(Extracted records)
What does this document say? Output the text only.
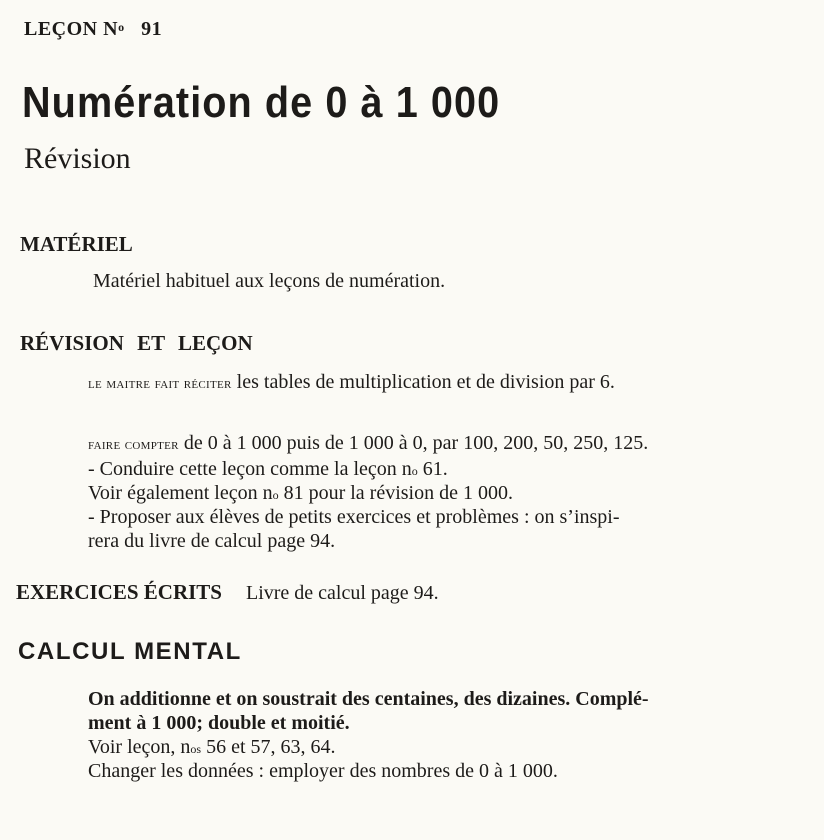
LEÇON $N^o$ 91
Numération de 0 à 1 000
Révision
MATÉRIEL
Matériel habituel aux leçons de numération.
RÉVISION ET LEÇON
le maitre fait réciter les tables de multiplication et de division par 6.
faire compter de 0 à 1 000 puis de 1 000 à 0, par 100, 200, 50, 250, 125.
- Conduire cette leçon comme la leçon $n^o$ 61.
Voir également leçon $n^o$ 81 pour la révision de 1 000.
- Proposer aux élèves de petits exercices et problèmes : on s’inspi-
rera du livre de calcul page 94.
EXERCICES ÉCRITS Livre de calcul page 94.
CALCUL MENTAL
On additionne et on soustrait des centaines, des dizaines. Complé-
ment à 1 000; double et moitié.
Voir leçon, $n^{os}$ 56 et 57, 63, 64.
Changer les données : employer des nombres de 0 à 1 000.
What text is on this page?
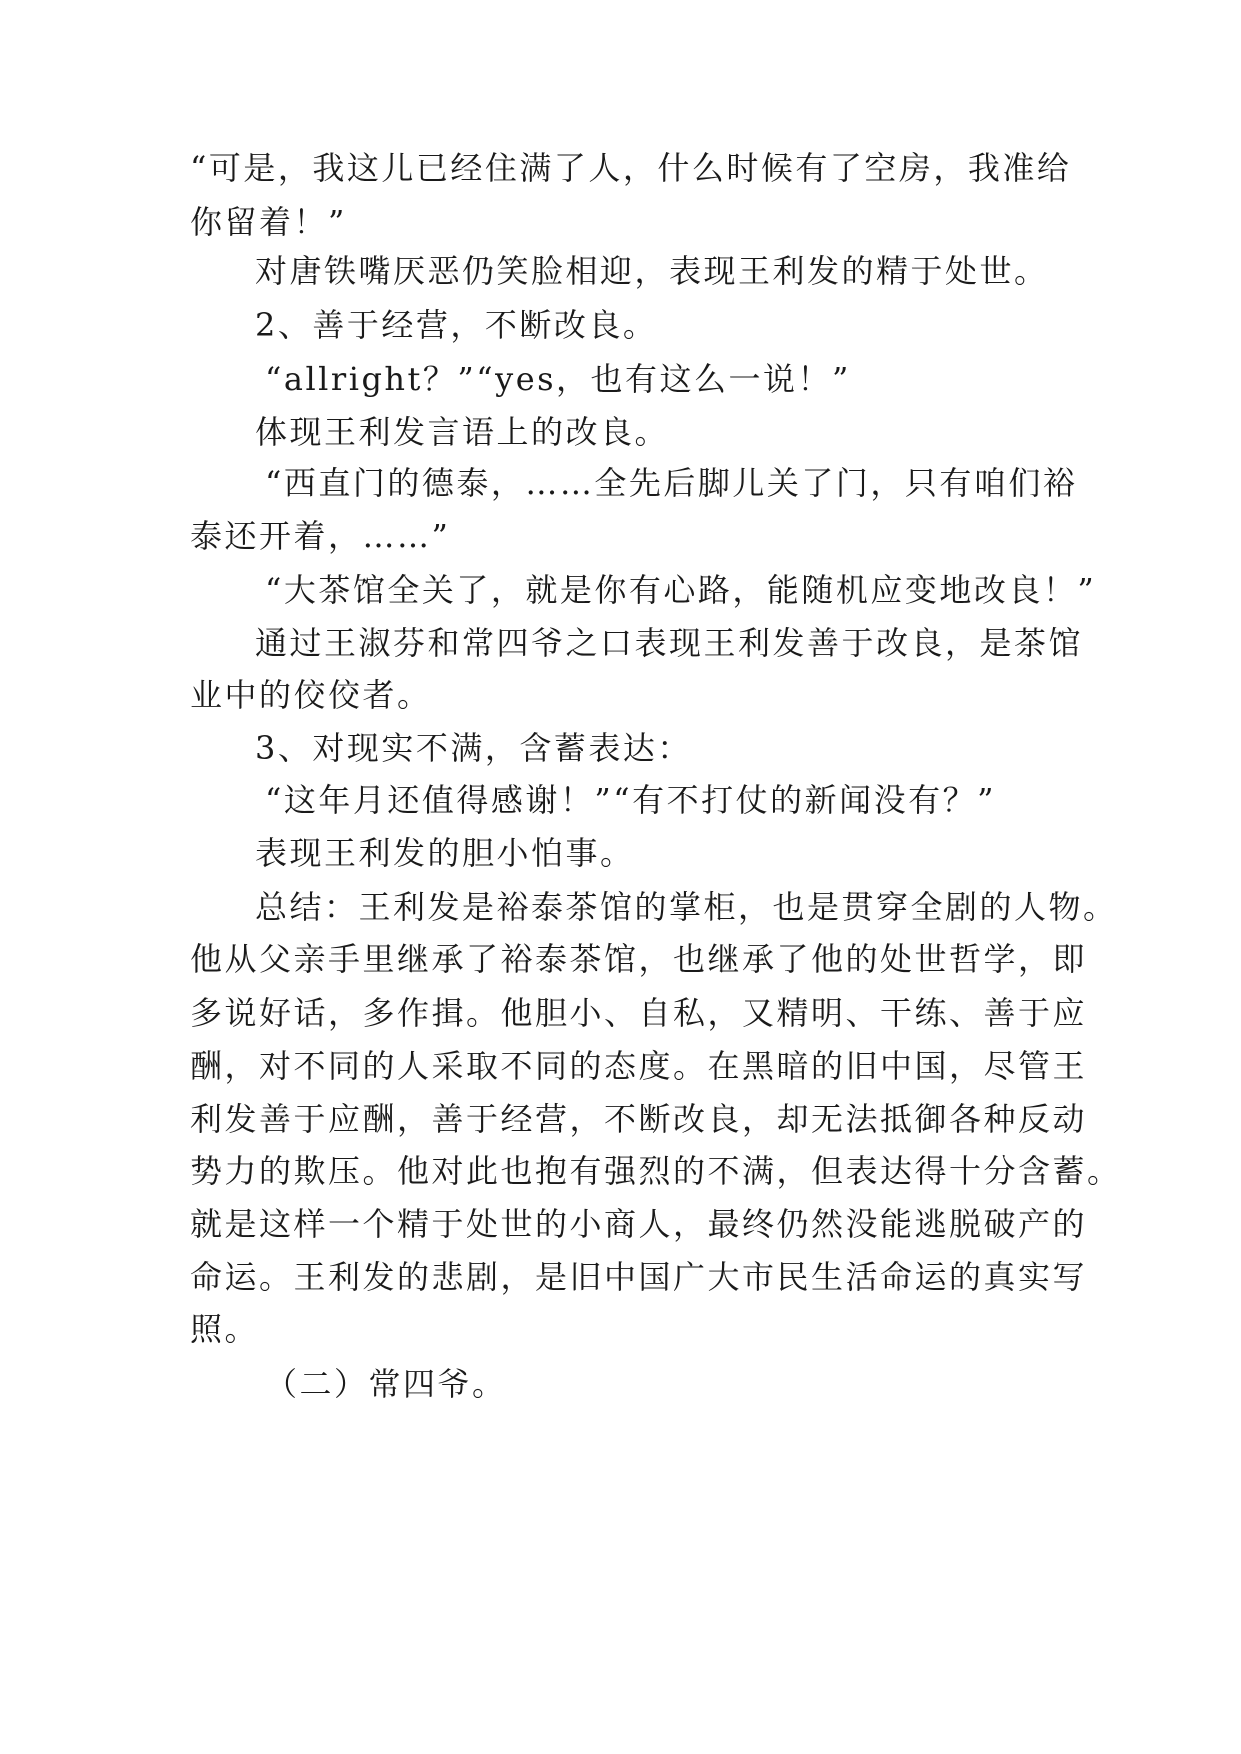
“可是，我这儿已经住满了人，什么时候有了空房，我准给
你留着！”
对唐铁嘴厌恶仍笑脸相迎，表现王利发的精于处世。
2、善于经营，不断改良。
“allright？”“yes，也有这么一说！”
体现王利发言语上的改良。
“西直门的德泰，……全先后脚儿关了门，只有咱们裕
泰还开着，……”
“大茶馆全关了，就是你有心路，能随机应变地改良！”
通过王淑芬和常四爷之口表现王利发善于改良，是茶馆
业中的佼佼者。
3、对现实不满，含蓄表达：
“这年月还值得感谢！”“有不打仗的新闻没有？”
表现王利发的胆小怕事。
总结：王利发是裕泰茶馆的掌柜，也是贯穿全剧的人物。
他从父亲手里继承了裕泰茶馆，也继承了他的处世哲学，即
多说好话，多作揖。他胆小、自私，又精明、干练、善于应
酬，对不同的人采取不同的态度。在黑暗的旧中国，尽管王
利发善于应酬，善于经营，不断改良，却无法抵御各种反动
势力的欺压。他对此也抱有强烈的不满，但表达得十分含蓄。
就是这样一个精于处世的小商人，最终仍然没能逃脱破产的
命运。王利发的悲剧，是旧中国广大市民生活命运的真实写
照。
（二）常四爷。
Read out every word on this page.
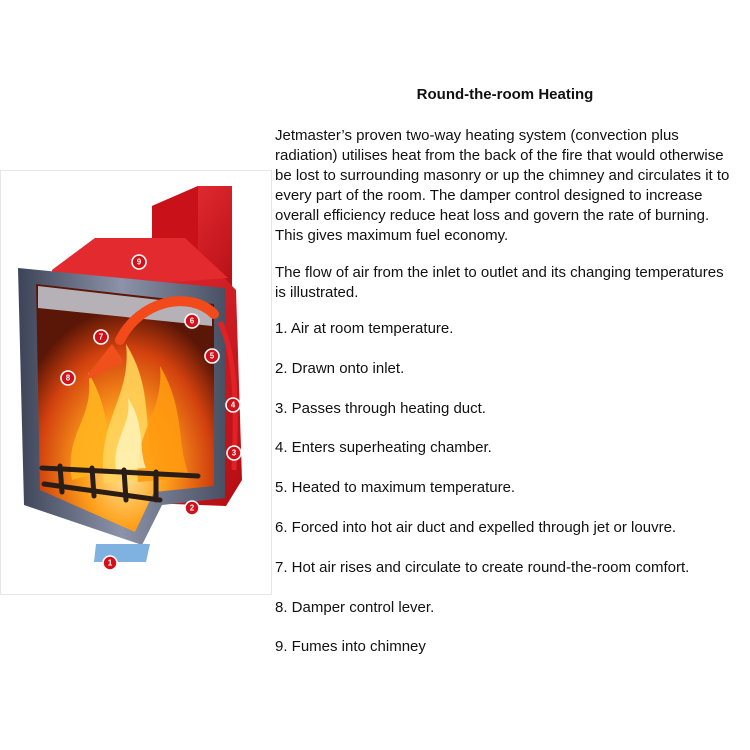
1
2
3
4
5
6
7
8
9
Round-the-room Heating

Jetmaster’s proven two-way heating system (convection plus radiation) utilises heat from the back of the fire that would otherwise be lost to surrounding masonry or up the chimney and circulates it to every part of the room. The damper control designed to increase overall efficiency reduce heat loss and govern the rate of burning. This gives maximum fuel economy.

The flow of air from the inlet to outlet and its changing temperatures is illustrated.

1. Air at room temperature.
2. Drawn onto inlet.
3. Passes through heating duct.
4. Enters superheating chamber.
5. Heated to maximum temperature.
6. Forced into hot air duct and expelled through jet or louvre.
7. Hot air rises and circulate to create round-the-room comfort.
8. Damper control lever.
9. Fumes into chimney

### Set exercise
Your task is to pick out every line with the string "What" and copy it.

### Answer
What does this document say? Output the text only.
What text is on this page?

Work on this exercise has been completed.